— Start DATA IN THIS EXERCISE —
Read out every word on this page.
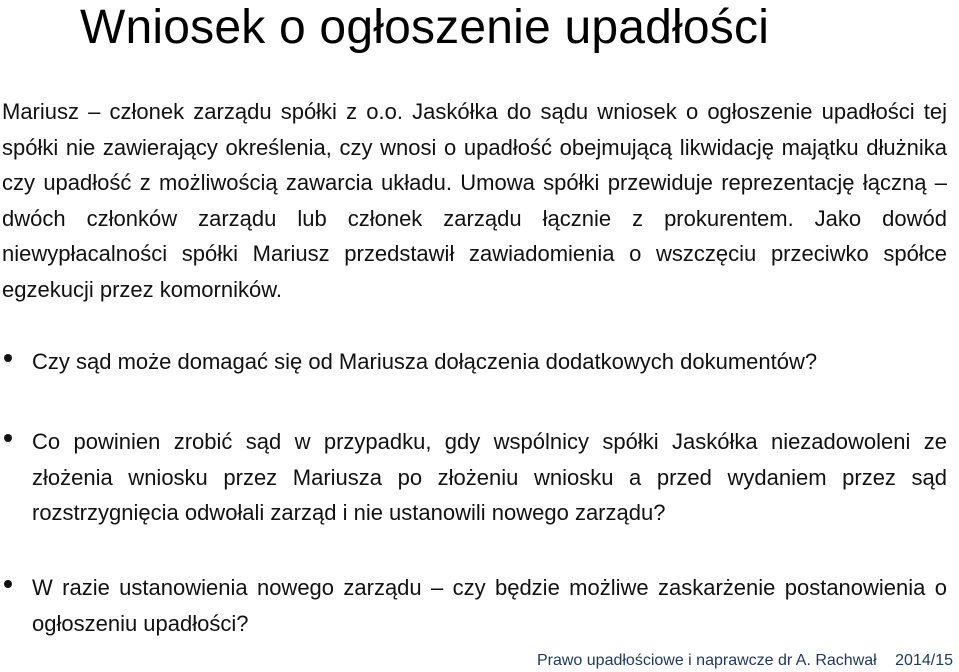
Wniosek o ogłoszenie upadłości

Mariusz – członek zarządu spółki z o.o. Jaskółka do sądu wniosek o ogłoszenie upadłości tej spółki nie zawierający określenia, czy wnosi o upadłość obejmującą likwidację majątku dłużnika czy upadłość z możliwością zawarcia układu. Umowa spółki przewiduje reprezentację łączną – dwóch członków zarządu lub członek zarządu łącznie z prokurentem. Jako dowód niewypłacalności spółki Mariusz przedstawił zawiadomienia o wszczęciu przeciwko spółce egzekucji przez komorników.

Czy sąd może domagać się od Mariusza dołączenia dodatkowych dokumentów?
Co powinien zrobić sąd w przypadku, gdy wspólnicy spółki Jaskółka niezadowoleni ze złożenia wniosku przez Mariusza po złożeniu wniosku a przed wydaniem przez sąd rozstrzygnięcia odwołali zarząd i nie ustanowili nowego zarządu?
W razie ustanowienia nowego zarządu – czy będzie możliwe zaskarżenie postanowienia o ogłoszeniu upadłości?
Prawo upadłościowe i naprawcze dr A. Rachwał 2014/15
— End DATA IN THIS EXERCISE —
◆ SET PROBLEM
Which lines hold the word "zarządu"? Copy each of them from the records.

◆ TASK SOLUTION
Mariusz – członek zarządu spółki z o.o. Jaskółka do sądu wniosek o ogłoszenie upadłości tej spółki nie zawierający określenia, czy wnosi o upadłość obejmującą likwidację majątku dłużnika czy upadłość z możliwością zawarcia układu. Umowa spółki przewiduje reprezentację łączną – dwóch członków zarządu lub członek zarządu łącznie z prokurentem. Jako dowód niewypłacalności spółki Mariusz przedstawił zawiadomienia o wszczęciu przeciwko spółce egzekucji przez komorników.
Co powinien zrobić sąd w przypadku, gdy wspólnicy spółki Jaskółka niezadowoleni ze złożenia wniosku przez Mariusza po złożeniu wniosku a przed wydaniem przez sąd rozstrzygnięcia odwołali zarząd i nie ustanowili nowego zarządu?
W razie ustanowienia nowego zarządu – czy będzie możliwe zaskarżenie postanowienia o ogłoszeniu upadłości?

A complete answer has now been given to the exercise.